● Task to complete
Identify all lines in the listing that include the word "ffffff", and copy them out.

(Excerpts from a figure dataset)
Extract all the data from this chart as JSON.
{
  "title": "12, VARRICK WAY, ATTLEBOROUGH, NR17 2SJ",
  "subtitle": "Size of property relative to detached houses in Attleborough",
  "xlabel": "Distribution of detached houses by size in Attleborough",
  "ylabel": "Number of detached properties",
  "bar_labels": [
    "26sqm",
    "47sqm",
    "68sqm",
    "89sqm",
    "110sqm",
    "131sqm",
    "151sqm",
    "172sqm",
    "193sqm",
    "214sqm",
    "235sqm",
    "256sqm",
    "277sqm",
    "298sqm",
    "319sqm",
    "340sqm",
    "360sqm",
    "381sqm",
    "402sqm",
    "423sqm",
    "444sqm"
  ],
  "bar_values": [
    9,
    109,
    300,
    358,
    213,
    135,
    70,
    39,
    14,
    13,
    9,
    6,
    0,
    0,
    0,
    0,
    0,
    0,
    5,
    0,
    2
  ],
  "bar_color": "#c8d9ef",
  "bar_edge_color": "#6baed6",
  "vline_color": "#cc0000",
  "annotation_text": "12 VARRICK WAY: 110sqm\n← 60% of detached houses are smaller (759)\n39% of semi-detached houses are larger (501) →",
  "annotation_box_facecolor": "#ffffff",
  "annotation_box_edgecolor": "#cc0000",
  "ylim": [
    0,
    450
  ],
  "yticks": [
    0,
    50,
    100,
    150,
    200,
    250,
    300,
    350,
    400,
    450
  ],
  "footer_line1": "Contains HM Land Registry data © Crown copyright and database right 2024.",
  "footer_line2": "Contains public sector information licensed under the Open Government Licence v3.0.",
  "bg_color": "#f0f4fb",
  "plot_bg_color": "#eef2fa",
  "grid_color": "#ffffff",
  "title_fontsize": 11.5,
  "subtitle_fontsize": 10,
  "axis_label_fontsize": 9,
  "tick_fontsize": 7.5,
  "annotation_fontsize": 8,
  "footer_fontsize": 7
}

● Completed exercise
  "annotation_box_facecolor": "#ffffff",
  "grid_color": "#ffffff",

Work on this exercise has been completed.